BEGIN Record excerpts

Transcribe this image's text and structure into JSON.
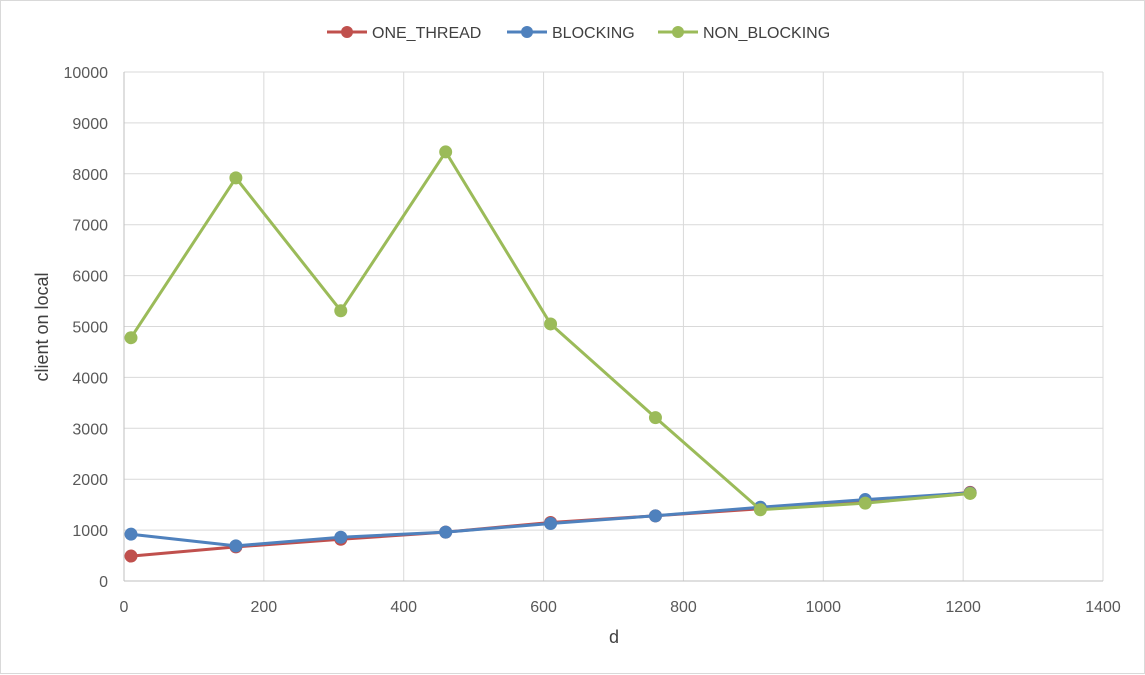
{
  "chart_data": {
    "type": "line",
    "xlabel": "d",
    "ylabel": "client on local",
    "xlim": [
      0,
      1400
    ],
    "ylim": [
      0,
      10000
    ],
    "x_ticks": [
      "0",
      "200",
      "400",
      "600",
      "800",
      "1000",
      "1200",
      "1400"
    ],
    "y_ticks": [
      "0",
      "1000",
      "2000",
      "3000",
      "4000",
      "5000",
      "6000",
      "7000",
      "8000",
      "9000",
      "10000"
    ],
    "grid": true,
    "legend_position": "top",
    "x": [
      10,
      160,
      310,
      460,
      610,
      760,
      910,
      1060,
      1210
    ],
    "series": [
      {
        "name": "ONE_THREAD",
        "color": "#c0504d",
        "values": [
          490,
          670,
          820,
          960,
          1150,
          1280,
          1420,
          1550,
          1740
        ]
      },
      {
        "name": "BLOCKING",
        "color": "#4f81bd",
        "values": [
          920,
          690,
          860,
          960,
          1130,
          1280,
          1450,
          1600,
          1730
        ]
      },
      {
        "name": "NON_BLOCKING",
        "color": "#9bbb59",
        "values": [
          4780,
          7920,
          5310,
          8430,
          5050,
          3210,
          1400,
          1530,
          1720
        ]
      }
    ]
  }
}
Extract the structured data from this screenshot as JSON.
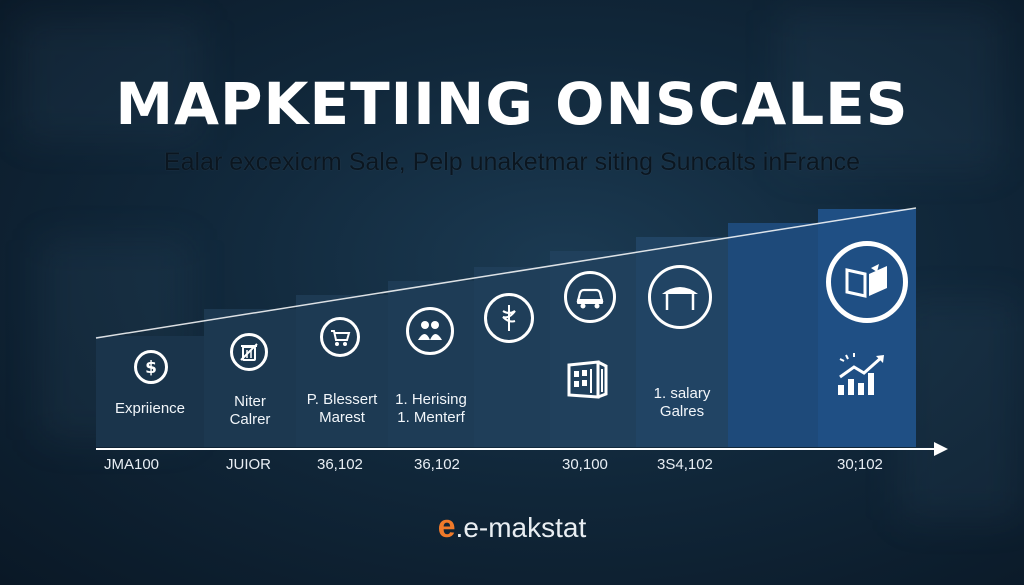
{
  "title": "MAPKETIING ONSCALES",
  "subtitle": "Ealar excexicrm Sale, Pelp unaketmar siting Suncalts inFrance",
  "columns": [
    {
      "label_lines": [
        "Expriience"
      ],
      "icon": "dollar-icon"
    },
    {
      "label_lines": [
        "Niter",
        "Calrer"
      ],
      "icon": "trash-icon"
    },
    {
      "label_lines": [
        "P. Blessert",
        "Marest"
      ],
      "icon": "cart-icon"
    },
    {
      "label_lines": [
        "1. Herising",
        "1. Menterf"
      ],
      "icon": "people-icon"
    },
    {
      "label_lines": [],
      "icon": "caduceus-icon"
    },
    {
      "label_lines": [],
      "icon": "car-icon"
    },
    {
      "label_lines": [
        "1. salary",
        "Galres"
      ],
      "icon": "pavilion-icon"
    },
    {
      "label_lines": [],
      "icon": ""
    },
    {
      "label_lines": [],
      "icon": "book-icon"
    }
  ],
  "extra_icons": {
    "building": "building-icon",
    "growth": "growth-chart-icon"
  },
  "baseline_values": [
    "JMA100",
    "JUIOR",
    "36,102",
    "36,102",
    "30,100",
    "3S4,102",
    "30;102"
  ],
  "logo": {
    "mark": "e",
    "text": ".e-makstat"
  },
  "colors": {
    "background": "#11283b",
    "column_base": "#1c3b55",
    "column_highlight": "#1f4f84",
    "accent_logo": "#f07a2a"
  }
}
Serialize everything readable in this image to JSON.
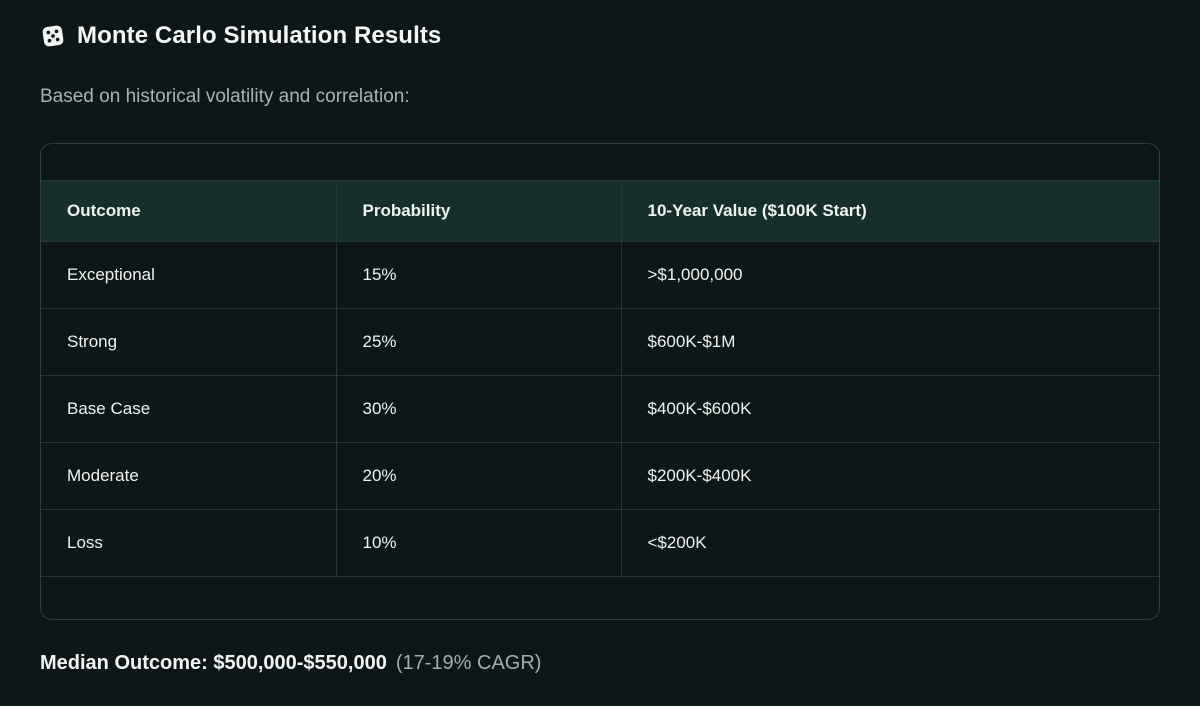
{
  "header": {
    "icon": "dice-icon",
    "title": "Monte Carlo Simulation Results",
    "subtitle": "Based on historical volatility and correlation:"
  },
  "table": {
    "columns": [
      "Outcome",
      "Probability",
      "10-Year Value ($100K Start)"
    ],
    "rows": [
      [
        "Exceptional",
        "15%",
        ">$1,000,000"
      ],
      [
        "Strong",
        "25%",
        "$600K-$1M"
      ],
      [
        "Base Case",
        "30%",
        "$400K-$600K"
      ],
      [
        "Moderate",
        "20%",
        "$200K-$400K"
      ],
      [
        "Loss",
        "10%",
        "<$200K"
      ]
    ]
  },
  "footer": {
    "median_label": "Median Outcome: $500,000-$550,000",
    "cagr_note": "(17-19% CAGR)"
  },
  "colors": {
    "background": "#0d1717",
    "header_row_background": "#15302b",
    "outer_border": "#2e403d",
    "inner_border": "#263836",
    "text_primary": "#f2f4f4",
    "text_secondary": "#a9b2b2"
  }
}
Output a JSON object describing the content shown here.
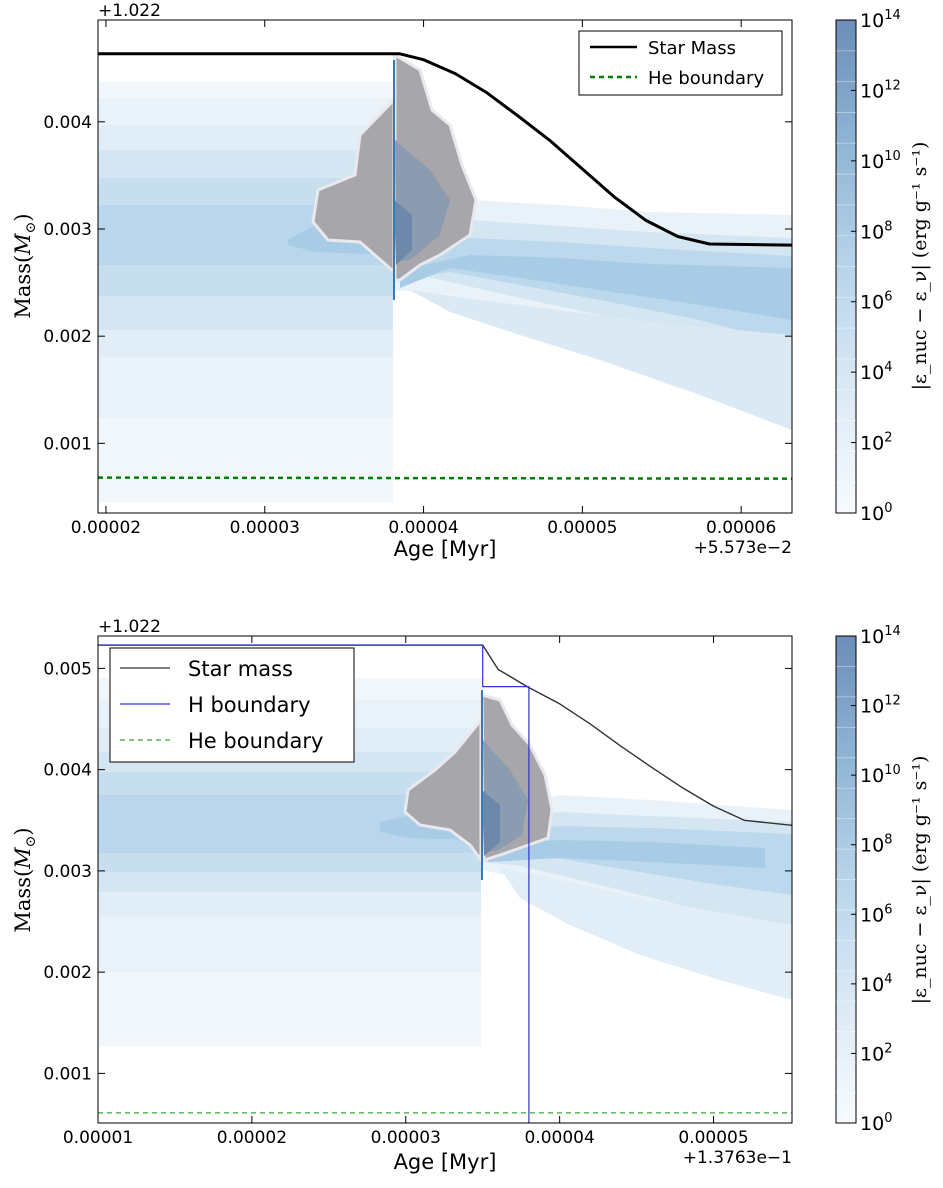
{
  "chart_data": [
    {
      "type": "area",
      "title": "",
      "xlabel": "Age [Myr]",
      "ylabel": "Mass(M_⊙)",
      "x_offset_label": "+5.573e−2",
      "y_offset_label": "+1.022",
      "xlim": [
        1.95e-05,
        6.32e-05
      ],
      "ylim": [
        0.00035,
        0.00495
      ],
      "xticks": [
        {
          "value": 2e-05,
          "label": "0.00002"
        },
        {
          "value": 3e-05,
          "label": "0.00003"
        },
        {
          "value": 4e-05,
          "label": "0.00004"
        },
        {
          "value": 5e-05,
          "label": "0.00005"
        },
        {
          "value": 6e-05,
          "label": "0.00006"
        }
      ],
      "yticks": [
        {
          "value": 0.001,
          "label": "0.001"
        },
        {
          "value": 0.002,
          "label": "0.002"
        },
        {
          "value": 0.003,
          "label": "0.003"
        },
        {
          "value": 0.004,
          "label": "0.004"
        }
      ],
      "legend_position": "top-right",
      "grid": false,
      "colors": {
        "star_mass": "#000000",
        "he_boundary": "#008000",
        "burning": "#5b9bd5",
        "flash": "#9a9aa0"
      },
      "series": [
        {
          "name": "Star Mass",
          "style": "solid",
          "x": [
            1.95e-05,
            3.85e-05,
            4e-05,
            4.2e-05,
            4.4e-05,
            4.6e-05,
            4.8e-05,
            5e-05,
            5.2e-05,
            5.4e-05,
            5.6e-05,
            5.8e-05,
            6.32e-05
          ],
          "y": [
            0.004635,
            0.004635,
            0.00458,
            0.00445,
            0.00427,
            0.00405,
            0.00382,
            0.00356,
            0.0033,
            0.00308,
            0.00293,
            0.00286,
            0.00285
          ]
        },
        {
          "name": "He boundary",
          "style": "dashed",
          "x": [
            1.95e-05,
            6.32e-05
          ],
          "y": [
            0.00068,
            0.00067
          ]
        }
      ]
    },
    {
      "type": "area",
      "title": "",
      "xlabel": "Age [Myr]",
      "ylabel": "Mass(M_⊙)",
      "x_offset_label": "+1.3763e−1",
      "y_offset_label": "+1.022",
      "xlim": [
        1e-05,
        5.51e-05
      ],
      "ylim": [
        0.00051,
        0.00532
      ],
      "xticks": [
        {
          "value": 1e-05,
          "label": "0.00001"
        },
        {
          "value": 2e-05,
          "label": "0.00002"
        },
        {
          "value": 3e-05,
          "label": "0.00003"
        },
        {
          "value": 4e-05,
          "label": "0.00004"
        },
        {
          "value": 5e-05,
          "label": "0.00005"
        }
      ],
      "yticks": [
        {
          "value": 0.001,
          "label": "0.001"
        },
        {
          "value": 0.002,
          "label": "0.002"
        },
        {
          "value": 0.003,
          "label": "0.003"
        },
        {
          "value": 0.004,
          "label": "0.004"
        },
        {
          "value": 0.005,
          "label": "0.005"
        }
      ],
      "legend_position": "top-left",
      "grid": false,
      "colors": {
        "star_mass": "#333333",
        "h_boundary": "#3333cc",
        "he_boundary": "#33aa33",
        "burning": "#5b9bd5",
        "flash": "#9a9aa0"
      },
      "series": [
        {
          "name": "Star mass",
          "style": "solid",
          "x": [
            1e-05,
            3.5e-05,
            3.6e-05,
            3.8e-05,
            4e-05,
            4.2e-05,
            4.4e-05,
            4.6e-05,
            4.8e-05,
            5e-05,
            5.2e-05,
            5.51e-05
          ],
          "y": [
            0.00523,
            0.00523,
            0.00499,
            0.00481,
            0.00465,
            0.00445,
            0.00423,
            0.00402,
            0.00382,
            0.00364,
            0.0035,
            0.00345
          ]
        },
        {
          "name": "H boundary",
          "style": "solid",
          "x": [
            1e-05,
            3.5e-05,
            3.5e-05,
            3.8e-05,
            3.8e-05
          ],
          "y": [
            0.00523,
            0.00523,
            0.00482,
            0.00482,
            0.00051
          ]
        },
        {
          "name": "He boundary",
          "style": "dashed",
          "x": [
            1e-05,
            5.51e-05
          ],
          "y": [
            0.00061,
            0.00061
          ]
        }
      ]
    }
  ],
  "colorbar": {
    "label": "|ε_nuc − ε_ν|  (erg g⁻¹ s⁻¹)",
    "ticks": [
      {
        "exp": "0",
        "value": 1
      },
      {
        "exp": "2",
        "value": 100
      },
      {
        "exp": "4",
        "value": 10000
      },
      {
        "exp": "6",
        "value": 1000000
      },
      {
        "exp": "8",
        "value": 100000000
      },
      {
        "exp": "10",
        "value": 10000000000
      },
      {
        "exp": "12",
        "value": 1000000000000
      },
      {
        "exp": "14",
        "value": 100000000000000
      }
    ],
    "colors": [
      "#f7fbff",
      "#e3eef8",
      "#cfe1f2",
      "#b5d4e9",
      "#93c3df",
      "#6daed5",
      "#4b97c9",
      "#2f7ebc"
    ]
  }
}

END Record excerpts

Using the records above, list each line that includes "image".

Transcribe this image's text and structure into JSON.
Serialize everything readable in this image to JSON.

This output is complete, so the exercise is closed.